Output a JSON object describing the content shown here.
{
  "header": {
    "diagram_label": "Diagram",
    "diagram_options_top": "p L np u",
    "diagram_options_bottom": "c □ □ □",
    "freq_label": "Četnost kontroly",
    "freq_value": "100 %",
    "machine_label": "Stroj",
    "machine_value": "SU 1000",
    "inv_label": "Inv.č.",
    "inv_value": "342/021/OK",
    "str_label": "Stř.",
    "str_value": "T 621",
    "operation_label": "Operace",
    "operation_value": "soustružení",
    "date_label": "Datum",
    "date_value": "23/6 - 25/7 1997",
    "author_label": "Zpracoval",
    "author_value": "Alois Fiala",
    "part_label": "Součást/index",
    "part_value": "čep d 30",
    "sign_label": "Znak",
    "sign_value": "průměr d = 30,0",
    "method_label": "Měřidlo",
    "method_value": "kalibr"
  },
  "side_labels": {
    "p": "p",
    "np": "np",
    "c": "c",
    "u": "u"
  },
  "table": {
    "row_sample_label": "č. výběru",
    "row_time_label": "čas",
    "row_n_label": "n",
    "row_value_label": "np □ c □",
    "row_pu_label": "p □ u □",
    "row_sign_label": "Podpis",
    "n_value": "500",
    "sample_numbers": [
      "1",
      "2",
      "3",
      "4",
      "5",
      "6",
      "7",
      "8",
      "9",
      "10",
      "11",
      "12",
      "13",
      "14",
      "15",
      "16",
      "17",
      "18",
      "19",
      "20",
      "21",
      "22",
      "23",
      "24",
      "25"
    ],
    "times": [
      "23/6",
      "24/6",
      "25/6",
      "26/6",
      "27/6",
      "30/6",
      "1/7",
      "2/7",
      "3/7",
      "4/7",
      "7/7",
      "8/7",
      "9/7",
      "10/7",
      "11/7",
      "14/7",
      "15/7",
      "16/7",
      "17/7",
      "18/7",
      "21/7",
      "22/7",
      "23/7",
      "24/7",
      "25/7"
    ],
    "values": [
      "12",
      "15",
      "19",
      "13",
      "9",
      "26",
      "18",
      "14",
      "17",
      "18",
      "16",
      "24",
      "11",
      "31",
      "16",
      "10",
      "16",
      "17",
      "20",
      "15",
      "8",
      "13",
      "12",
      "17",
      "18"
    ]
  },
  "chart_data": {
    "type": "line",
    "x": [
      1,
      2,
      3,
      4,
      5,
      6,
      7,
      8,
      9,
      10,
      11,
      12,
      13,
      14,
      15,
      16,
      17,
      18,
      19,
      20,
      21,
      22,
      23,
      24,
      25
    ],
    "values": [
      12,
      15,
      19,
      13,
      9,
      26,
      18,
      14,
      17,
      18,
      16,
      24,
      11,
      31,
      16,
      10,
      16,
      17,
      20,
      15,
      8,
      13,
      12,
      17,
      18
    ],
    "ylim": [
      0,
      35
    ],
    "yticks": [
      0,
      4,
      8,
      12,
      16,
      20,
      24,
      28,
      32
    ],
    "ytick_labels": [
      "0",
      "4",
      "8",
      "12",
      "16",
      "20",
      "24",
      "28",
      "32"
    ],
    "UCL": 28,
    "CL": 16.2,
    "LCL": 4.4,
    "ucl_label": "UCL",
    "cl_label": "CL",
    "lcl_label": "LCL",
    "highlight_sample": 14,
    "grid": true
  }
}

● **The request**
Restate each of the entries above verbatim.

● **Worked answer**
Output a JSON object describing the content shown here.
{
  "header": {
    "diagram_label": "Diagram",
    "diagram_options_top": "p L np u",
    "diagram_options_bottom": "c □ □ □",
    "freq_label": "Četnost kontroly",
    "freq_value": "100 %",
    "machine_label": "Stroj",
    "machine_value": "SU 1000",
    "inv_label": "Inv.č.",
    "inv_value": "342/021/OK",
    "str_label": "Stř.",
    "str_value": "T 621",
    "operation_label": "Operace",
    "operation_value": "soustružení",
    "date_label": "Datum",
    "date_value": "23/6 - 25/7 1997",
    "author_label": "Zpracoval",
    "author_value": "Alois Fiala",
    "part_label": "Součást/index",
    "part_value": "čep d 30",
    "sign_label": "Znak",
    "sign_value": "průměr d = 30,0",
    "method_label": "Měřidlo",
    "method_value": "kalibr"
  },
  "side_labels": {
    "p": "p",
    "np": "np",
    "c": "c",
    "u": "u"
  },
  "table": {
    "row_sample_label": "č. výběru",
    "row_time_label": "čas",
    "row_n_label": "n",
    "row_value_label": "np □ c □",
    "row_pu_label": "p □ u □",
    "row_sign_label": "Podpis",
    "n_value": "500",
    "sample_numbers": [
      "1",
      "2",
      "3",
      "4",
      "5",
      "6",
      "7",
      "8",
      "9",
      "10",
      "11",
      "12",
      "13",
      "14",
      "15",
      "16",
      "17",
      "18",
      "19",
      "20",
      "21",
      "22",
      "23",
      "24",
      "25"
    ],
    "times": [
      "23/6",
      "24/6",
      "25/6",
      "26/6",
      "27/6",
      "30/6",
      "1/7",
      "2/7",
      "3/7",
      "4/7",
      "7/7",
      "8/7",
      "9/7",
      "10/7",
      "11/7",
      "14/7",
      "15/7",
      "16/7",
      "17/7",
      "18/7",
      "21/7",
      "22/7",
      "23/7",
      "24/7",
      "25/7"
    ],
    "values": [
      "12",
      "15",
      "19",
      "13",
      "9",
      "26",
      "18",
      "14",
      "17",
      "18",
      "16",
      "24",
      "11",
      "31",
      "16",
      "10",
      "16",
      "17",
      "20",
      "15",
      "8",
      "13",
      "12",
      "17",
      "18"
    ]
  },
  "chart_data": {
    "type": "line",
    "x": [
      1,
      2,
      3,
      4,
      5,
      6,
      7,
      8,
      9,
      10,
      11,
      12,
      13,
      14,
      15,
      16,
      17,
      18,
      19,
      20,
      21,
      22,
      23,
      24,
      25
    ],
    "values": [
      12,
      15,
      19,
      13,
      9,
      26,
      18,
      14,
      17,
      18,
      16,
      24,
      11,
      31,
      16,
      10,
      16,
      17,
      20,
      15,
      8,
      13,
      12,
      17,
      18
    ],
    "ylim": [
      0,
      35
    ],
    "yticks": [
      0,
      4,
      8,
      12,
      16,
      20,
      24,
      28,
      32
    ],
    "ytick_labels": [
      "0",
      "4",
      "8",
      "12",
      "16",
      "20",
      "24",
      "28",
      "32"
    ],
    "UCL": 28,
    "CL": 16.2,
    "LCL": 4.4,
    "ucl_label": "UCL",
    "cl_label": "CL",
    "lcl_label": "LCL",
    "highlight_sample": 14,
    "grid": true
  }
}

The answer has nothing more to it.